• Supplied information
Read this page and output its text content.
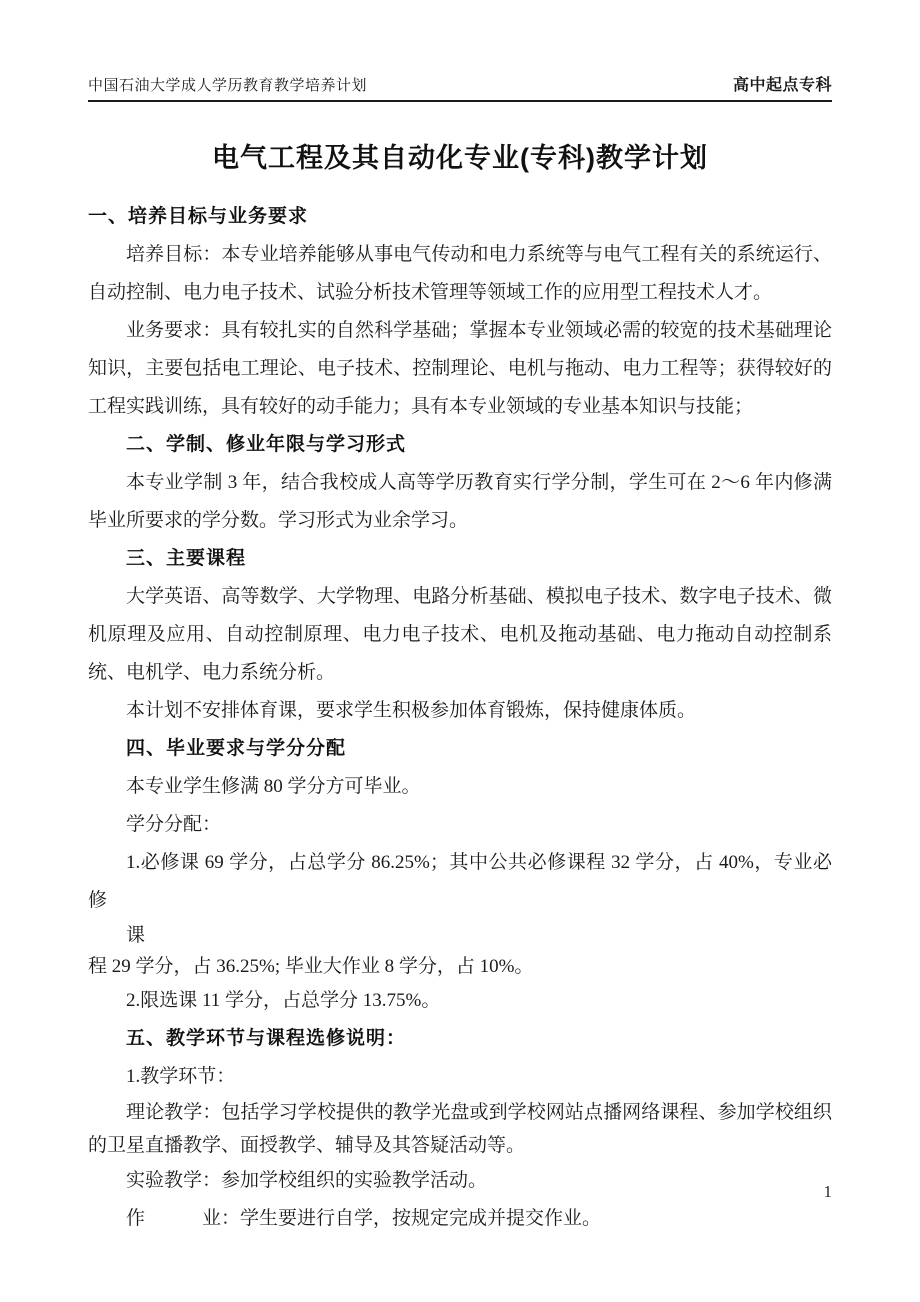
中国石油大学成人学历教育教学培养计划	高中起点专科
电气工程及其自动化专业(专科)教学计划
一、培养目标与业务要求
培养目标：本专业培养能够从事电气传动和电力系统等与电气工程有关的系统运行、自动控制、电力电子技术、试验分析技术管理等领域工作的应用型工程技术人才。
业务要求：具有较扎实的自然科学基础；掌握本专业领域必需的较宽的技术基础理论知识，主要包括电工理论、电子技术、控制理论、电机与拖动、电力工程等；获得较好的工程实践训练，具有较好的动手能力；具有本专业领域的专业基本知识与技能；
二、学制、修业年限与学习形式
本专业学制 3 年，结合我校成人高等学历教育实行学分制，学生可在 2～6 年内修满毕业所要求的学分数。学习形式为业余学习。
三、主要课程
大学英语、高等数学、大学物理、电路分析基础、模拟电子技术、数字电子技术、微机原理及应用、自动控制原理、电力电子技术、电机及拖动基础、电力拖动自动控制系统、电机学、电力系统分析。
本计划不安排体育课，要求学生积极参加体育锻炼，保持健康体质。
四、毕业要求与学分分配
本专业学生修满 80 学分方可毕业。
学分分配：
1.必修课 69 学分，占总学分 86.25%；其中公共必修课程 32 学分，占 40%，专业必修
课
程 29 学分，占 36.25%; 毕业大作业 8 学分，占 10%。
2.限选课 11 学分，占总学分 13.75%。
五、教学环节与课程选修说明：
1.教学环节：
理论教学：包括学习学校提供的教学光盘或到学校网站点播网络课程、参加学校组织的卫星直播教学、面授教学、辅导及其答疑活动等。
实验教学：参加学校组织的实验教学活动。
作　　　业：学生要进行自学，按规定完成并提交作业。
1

...

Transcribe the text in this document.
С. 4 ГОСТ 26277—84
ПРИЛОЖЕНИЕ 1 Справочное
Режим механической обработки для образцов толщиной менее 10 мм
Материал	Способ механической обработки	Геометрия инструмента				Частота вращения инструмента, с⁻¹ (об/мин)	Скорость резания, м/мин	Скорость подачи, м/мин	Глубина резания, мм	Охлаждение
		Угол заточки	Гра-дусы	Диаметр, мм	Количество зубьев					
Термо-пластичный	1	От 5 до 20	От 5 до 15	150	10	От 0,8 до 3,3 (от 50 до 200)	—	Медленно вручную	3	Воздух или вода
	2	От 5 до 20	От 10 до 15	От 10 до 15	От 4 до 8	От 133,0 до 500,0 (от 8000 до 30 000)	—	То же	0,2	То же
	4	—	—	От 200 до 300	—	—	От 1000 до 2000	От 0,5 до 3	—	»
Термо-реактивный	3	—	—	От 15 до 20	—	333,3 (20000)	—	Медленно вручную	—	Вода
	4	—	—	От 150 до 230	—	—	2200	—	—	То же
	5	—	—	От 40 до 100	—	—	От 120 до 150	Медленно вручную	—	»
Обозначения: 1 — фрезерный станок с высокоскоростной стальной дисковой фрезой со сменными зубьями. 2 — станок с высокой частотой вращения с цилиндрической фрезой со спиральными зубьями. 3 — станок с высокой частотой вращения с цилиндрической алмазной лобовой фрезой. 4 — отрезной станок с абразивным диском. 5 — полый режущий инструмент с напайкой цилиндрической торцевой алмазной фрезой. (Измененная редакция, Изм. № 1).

• Prompt
Wherever a line in the data above holds "Термо", copy that line.

• Worked answer
Термо-пластичный	1	От 5 до 20	От 5 до 15	150	10	От 0,8 до 3,3 (от 50 до 200)	—	Медленно вручную	3	Воздух или вода
Термо-реактивный	3	—	—	От 15 до 20	—	333,3 (20000)	—	Медленно вручную	—	Вода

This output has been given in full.